* **SELECTED EXCERPT**:
My Trading Game Plan Revealed - 06/02/2026: AI Bubble, Semiconductor Frenzy, and Market Risks
Market euphoria is no longer evenly distributed. While the major indices hover near highs, leadership is narrowing into a small group of AI and semiconductor names, and the technical warning signs are building beneath the surface. In this morning’s My Trading Game Plan show, Gareth Soloway, Chief Market Strategist at Verified Investing, unpacked the extreme technical divergences, the rising corporate financing costs, and the critical levels traders must watch as this unprecedented market cycle unfolds.
As Gareth frequently reminds his viewers, "Logic and charts beat hype and narratives every time." Today's article dives deeper into the technical setups, historical parallels, and psychological drivers behind the current market environment, providing a comprehensive roadmap for navigating these volatile conditions.
AI Euphoria: When Hype Starts Repricing Fundamentals
The most glaring story in the markets today revolves around the sheer velocity of the semiconductor trade. Marvell Technology (MRVL) surged an astonishing 25% overnight following comments from Nvidia CEO Jensen Huang at a conference in Taiwan. Gareth highlighted those comments as helping fuel speculation around Marvell’s long-term AI opportunity.
To put this into perspective, Marvell surged sharply after comments Gareth highlighted from Jensen Huang at Computex, adding tens of billions of dollars to its market capitalization in a matter of hours. The stock had already posted a substantial multi-month gain from its March lows—and was extending further in pre-market trading. This is the kind of price action commonly associated with late-stage speculative behavior, where narrative is repricing stocks faster than fundamentals can justify.
Gareth drew a direct historical parallel to 2021, when Cathie Wood assigned a $4,000 price target to Tesla amid peak EV euphoria. Following that extreme price target, Tesla eventually suffered a 75% correction. When price action begins to detach from underlying earnings and is instead driven by “trillion-dollar” soundbites, the risk of a severe mean reversion grows significantly.

Layout records:
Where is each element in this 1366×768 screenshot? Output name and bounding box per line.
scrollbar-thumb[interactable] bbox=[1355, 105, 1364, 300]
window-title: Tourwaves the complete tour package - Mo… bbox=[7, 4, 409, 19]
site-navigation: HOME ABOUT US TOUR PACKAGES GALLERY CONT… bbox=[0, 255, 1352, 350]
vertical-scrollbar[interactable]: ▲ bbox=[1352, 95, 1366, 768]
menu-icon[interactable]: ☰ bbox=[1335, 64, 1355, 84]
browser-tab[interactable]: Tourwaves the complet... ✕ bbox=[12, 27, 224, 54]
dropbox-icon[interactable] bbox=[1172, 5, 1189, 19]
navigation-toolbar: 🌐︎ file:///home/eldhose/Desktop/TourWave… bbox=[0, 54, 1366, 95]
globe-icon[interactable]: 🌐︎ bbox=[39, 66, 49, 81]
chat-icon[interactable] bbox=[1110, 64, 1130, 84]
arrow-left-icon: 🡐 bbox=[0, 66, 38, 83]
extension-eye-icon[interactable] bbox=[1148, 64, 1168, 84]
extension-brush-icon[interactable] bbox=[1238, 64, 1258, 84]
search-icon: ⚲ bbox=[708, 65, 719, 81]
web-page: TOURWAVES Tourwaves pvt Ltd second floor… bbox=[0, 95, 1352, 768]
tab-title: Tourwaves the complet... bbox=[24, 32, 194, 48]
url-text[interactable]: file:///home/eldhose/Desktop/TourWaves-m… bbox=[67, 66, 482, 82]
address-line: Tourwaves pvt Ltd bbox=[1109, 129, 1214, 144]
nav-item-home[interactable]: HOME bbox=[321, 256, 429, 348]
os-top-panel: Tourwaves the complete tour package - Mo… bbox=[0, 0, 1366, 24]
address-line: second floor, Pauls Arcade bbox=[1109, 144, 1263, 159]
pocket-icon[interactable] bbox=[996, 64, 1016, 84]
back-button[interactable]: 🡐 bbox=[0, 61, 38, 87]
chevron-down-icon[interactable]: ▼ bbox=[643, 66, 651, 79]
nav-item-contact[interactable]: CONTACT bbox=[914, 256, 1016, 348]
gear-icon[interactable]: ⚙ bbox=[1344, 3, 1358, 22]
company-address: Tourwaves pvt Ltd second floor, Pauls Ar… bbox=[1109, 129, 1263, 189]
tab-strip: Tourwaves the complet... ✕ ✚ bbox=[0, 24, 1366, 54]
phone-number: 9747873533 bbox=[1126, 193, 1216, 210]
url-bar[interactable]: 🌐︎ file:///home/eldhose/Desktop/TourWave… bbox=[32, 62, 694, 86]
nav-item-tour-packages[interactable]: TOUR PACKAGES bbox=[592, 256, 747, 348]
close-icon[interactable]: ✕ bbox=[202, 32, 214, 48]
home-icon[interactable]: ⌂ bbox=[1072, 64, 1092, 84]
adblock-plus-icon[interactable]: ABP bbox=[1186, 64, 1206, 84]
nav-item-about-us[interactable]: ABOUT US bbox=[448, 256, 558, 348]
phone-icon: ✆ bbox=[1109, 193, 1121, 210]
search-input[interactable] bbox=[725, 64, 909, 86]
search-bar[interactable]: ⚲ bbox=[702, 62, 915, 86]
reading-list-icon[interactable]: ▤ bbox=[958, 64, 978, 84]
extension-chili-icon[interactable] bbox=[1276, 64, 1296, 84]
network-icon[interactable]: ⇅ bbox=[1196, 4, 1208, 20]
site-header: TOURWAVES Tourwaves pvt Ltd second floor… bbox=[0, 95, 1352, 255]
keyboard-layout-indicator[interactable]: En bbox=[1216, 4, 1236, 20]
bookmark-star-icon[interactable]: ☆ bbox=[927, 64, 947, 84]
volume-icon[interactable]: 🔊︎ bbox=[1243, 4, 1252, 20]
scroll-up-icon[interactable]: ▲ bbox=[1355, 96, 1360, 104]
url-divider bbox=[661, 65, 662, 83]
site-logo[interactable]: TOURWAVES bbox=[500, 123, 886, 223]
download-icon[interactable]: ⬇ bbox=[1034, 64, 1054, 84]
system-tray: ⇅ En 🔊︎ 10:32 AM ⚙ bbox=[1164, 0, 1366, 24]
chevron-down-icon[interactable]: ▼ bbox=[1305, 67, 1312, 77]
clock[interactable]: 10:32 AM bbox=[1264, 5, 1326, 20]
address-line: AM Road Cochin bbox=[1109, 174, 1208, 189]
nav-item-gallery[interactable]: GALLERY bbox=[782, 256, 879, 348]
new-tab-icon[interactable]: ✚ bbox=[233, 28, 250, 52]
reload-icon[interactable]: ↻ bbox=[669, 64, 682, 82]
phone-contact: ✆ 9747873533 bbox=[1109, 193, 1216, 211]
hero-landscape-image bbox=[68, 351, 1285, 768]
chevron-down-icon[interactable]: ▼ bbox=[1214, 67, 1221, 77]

* **STATED PROBLEM**:
Please answer these questions from the market commentary on AI and semiconductors:
(a) What is Gareth Soloway's title at Verified Investing?
(b) By what percentage did Marvell Technology surge overnight?
(c) What price target did Cathie Wood assign to Tesla in 2021?

* **EXERCISE SOLUTION**:
(a) Chief Market Strategist
(b) 25%
(c) $4,000